▸ **EXERCISE AIM**:
Transcribe the records that follow in their entirety, omitting any pictures.

[Records]
— start —
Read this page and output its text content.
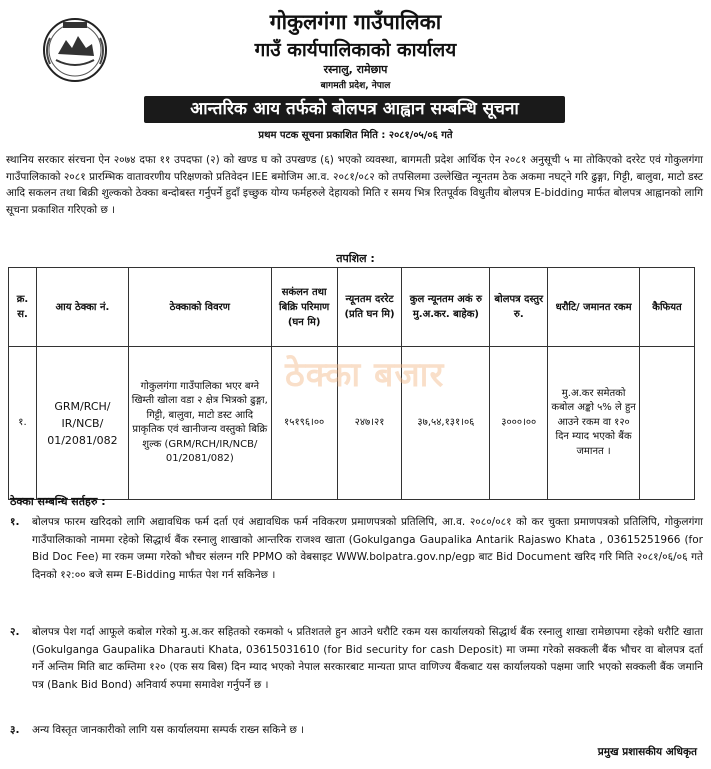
गोकुलगंगा गाउँपालिका
गाउँ कार्यपालिकाको कार्यालय
रस्नालु, रामेछाप
बागमती प्रदेश, नेपाल
आन्तरिक आय तर्फको बोलपत्र आह्वान सम्बन्धि सूचना
प्रथम पटक सूचना प्रकाशित मिति : २०८१/०५/०६ गते
स्थानिय सरकार संरचना ऐन २०७४ दफा ११ उपदफा (२) को खण्ड घ को उपखण्ड (६) भएको व्यवस्था, बागमती प्रदेश आर्थिक ऐन २०८१ अनुसूची ५ मा तोकिएको दररेट एवं गोकुलगंगा गाउँपालिकाको २०८१ प्रारम्भिक वातावरणीय परिक्षणको प्रतिवेदन IEE बमोजिम आ.व. २०८१/०८२ को तपसिलमा उल्लेखित न्यूनतम ठेक अकमा नघट्ने गरि ढुङ्गा, गिट्टी, बालुवा, माटो डस्ट आदि सकलन तथा बिक्री शुल्कको ठेक्का बन्दोबस्त गर्नुपर्ने हुदाँ इच्छुक योग्य फर्महरुले देहायको मिति र समय भित्र रितपूर्वक विधुतीय बोलपत्र E-bidding मार्फत बोलपत्र आह्वानको लागि सूचना प्रकाशित गरिएको छ ।
तपशिल :
क्र. स.	आय ठेक्का नं.	ठेक्काको विवरण	सकंलन तथा बिक्रि परिमाण (घन मि)	न्यूनतम दररेट (प्रति घन मि)	कुल न्यूनतम अकं रु मु.अ.कर. बाहेक)	बोलपत्र दस्तुर रु.	धरौटि/ जमानत रकम	कैफियत
१.	GRM/RCH/ IR/NCB/ 01/2081/082	गोकुलगंगा गाउँपालिका भएर बग्ने खिम्ती खोला वडा २ क्षेत्र भित्रको ढुङ्गा, गिट्टी, बालुवा, माटो डस्ट आदि प्राकृतिक एवं खानीजन्य वस्तुको बिक्रि शुल्क (GRM/RCH/IR/NCB/ 01/2081/082)	१५१९६।००	२४७।२१	३७,५४,१३१।०६	३०००।००	मु.अ.कर समेतको कबोल अङ्को ५% ले हुन आउने रकम वा १२० दिन म्याद भएको बैंक जमानत ।	
ठेक्का बजार
ठेक्का सम्बन्धि सर्तहरु :
१.	बोलपत्र फारम खरिदको लागि अद्यावधिक फर्म दर्ता एवं अद्यावधिक फर्म नविकरण प्रमाणपत्रको प्रतिलिपि, आ.व. २०८०/०८१ को कर चुक्ता प्रमाणपत्रको प्रतिलिपि, गोकुलगंगा गाउँपालिकाको नाममा रहेको सिद्धार्थ बैंक रस्नालु शाखाको आन्तरिक राजश्व खाता (Gokulganga Gaupalika Antarik Rajaswo Khata , 03615251966 (for Bid Doc Fee) मा रकम जम्मा गरेको भौचर संलग्न गरि PPMO को वेबसाइट WWW.bolpatra.gov.np/egp बाट Bid Document खरिद गरि मिति २०८१/०६/०६ गते दिनको १२:०० बजे सम्म E-Bidding मार्फत पेश गर्न सकिनेछ ।
२.	बोलपत्र पेश गर्दा आफूले कबोल गरेको मु.अ.कर सहितको रकमको ५ प्रतिशतले हुन आउने धरौटि रकम यस कार्यालयको सिद्धार्थ बैंक रस्नालु शाखा रामेछापमा रहेको धरौटि खाता (Gokulganga Gaupalika Dharauti Khata, 03615031610 (for Bid security for cash Deposit) मा जम्मा गरेको सक्कली बैंक भौचर वा बोलपत्र दर्ता गर्ने अन्तिम मिति बाट कम्तिमा १२० (एक सय बिस) दिन म्याद भएको नेपाल सरकारबाट मान्यता प्राप्त वाणिज्य बैंकबाट यस कार्यालयको पक्षमा जारि भएको सक्कली बैंक जमानि पत्र (Bank Bid Bond) अनिवार्य रुपमा समावेश गर्नुपर्ने छ ।
३.	अन्य विस्तृत जानकारीको लागि यस कार्यालयमा सम्पर्क राख्न सकिने छ ।
प्रमुख प्रशासकीय अधिकृत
— end —
▸ **EXERCISE OUTPUT**:
Read this page and output its text content.
गोकुलगंगा गाउँपालिका
गाउँ कार्यपालिकाको कार्यालय
रस्नालु, रामेछाप
बागमती प्रदेश, नेपाल
आन्तरिक आय तर्फको बोलपत्र आह्वान सम्बन्धि सूचना
प्रथम पटक सूचना प्रकाशित मिति : २०८१/०५/०६ गते
स्थानिय सरकार संरचना ऐन २०७४ दफा ११ उपदफा (२) को खण्ड घ को उपखण्ड (६) भएको व्यवस्था, बागमती प्रदेश आर्थिक ऐन २०८१ अनुसूची ५ मा तोकिएको दररेट एवं गोकुलगंगा गाउँपालिकाको २०८१ प्रारम्भिक वातावरणीय परिक्षणको प्रतिवेदन IEE बमोजिम आ.व. २०८१/०८२ को तपसिलमा उल्लेखित न्यूनतम ठेक अकमा नघट्ने गरि ढुङ्गा, गिट्टी, बालुवा, माटो डस्ट आदि सकलन तथा बिक्री शुल्कको ठेक्का बन्दोबस्त गर्नुपर्ने हुदाँ इच्छुक योग्य फर्महरुले देहायको मिति र समय भित्र रितपूर्वक विधुतीय बोलपत्र E-bidding मार्फत बोलपत्र आह्वानको लागि सूचना प्रकाशित गरिएको छ ।
तपशिल :
क्र. स.	आय ठेक्का नं.	ठेक्काको विवरण	सकंलन तथा बिक्रि परिमाण (घन मि)	न्यूनतम दररेट (प्रति घन मि)	कुल न्यूनतम अकं रु मु.अ.कर. बाहेक)	बोलपत्र दस्तुर रु.	धरौटि/ जमानत रकम	कैफियत
१.	GRM/RCH/ IR/NCB/ 01/2081/082	गोकुलगंगा गाउँपालिका भएर बग्ने खिम्ती खोला वडा २ क्षेत्र भित्रको ढुङ्गा, गिट्टी, बालुवा, माटो डस्ट आदि प्राकृतिक एवं खानीजन्य वस्तुको बिक्रि शुल्क (GRM/RCH/IR/NCB/ 01/2081/082)	१५१९६।००	२४७।२१	३७,५४,१३१।०६	३०००।००	मु.अ.कर समेतको कबोल अङ्को ५% ले हुन आउने रकम वा १२० दिन म्याद भएको बैंक जमानत ।	
ठेक्का बजार
ठेक्का सम्बन्धि सर्तहरु :
१.	बोलपत्र फारम खरिदको लागि अद्यावधिक फर्म दर्ता एवं अद्यावधिक फर्म नविकरण प्रमाणपत्रको प्रतिलिपि, आ.व. २०८०/०८१ को कर चुक्ता प्रमाणपत्रको प्रतिलिपि, गोकुलगंगा गाउँपालिकाको नाममा रहेको सिद्धार्थ बैंक रस्नालु शाखाको आन्तरिक राजश्व खाता (Gokulganga Gaupalika Antarik Rajaswo Khata , 03615251966 (for Bid Doc Fee) मा रकम जम्मा गरेको भौचर संलग्न गरि PPMO को वेबसाइट WWW.bolpatra.gov.np/egp बाट Bid Document खरिद गरि मिति २०८१/०६/०६ गते दिनको १२:०० बजे सम्म E-Bidding मार्फत पेश गर्न सकिनेछ ।
२.	बोलपत्र पेश गर्दा आफूले कबोल गरेको मु.अ.कर सहितको रकमको ५ प्रतिशतले हुन आउने धरौटि रकम यस कार्यालयको सिद्धार्थ बैंक रस्नालु शाखा रामेछापमा रहेको धरौटि खाता (Gokulganga Gaupalika Dharauti Khata, 03615031610 (for Bid security for cash Deposit) मा जम्मा गरेको सक्कली बैंक भौचर वा बोलपत्र दर्ता गर्ने अन्तिम मिति बाट कम्तिमा १२० (एक सय बिस) दिन म्याद भएको नेपाल सरकारबाट मान्यता प्राप्त वाणिज्य बैंकबाट यस कार्यालयको पक्षमा जारि भएको सक्कली बैंक जमानि पत्र (Bank Bid Bond) अनिवार्य रुपमा समावेश गर्नुपर्ने छ ।
३.	अन्य विस्तृत जानकारीको लागि यस कार्यालयमा सम्पर्क राख्न सकिने छ ।
प्रमुख प्रशासकीय अधिकृत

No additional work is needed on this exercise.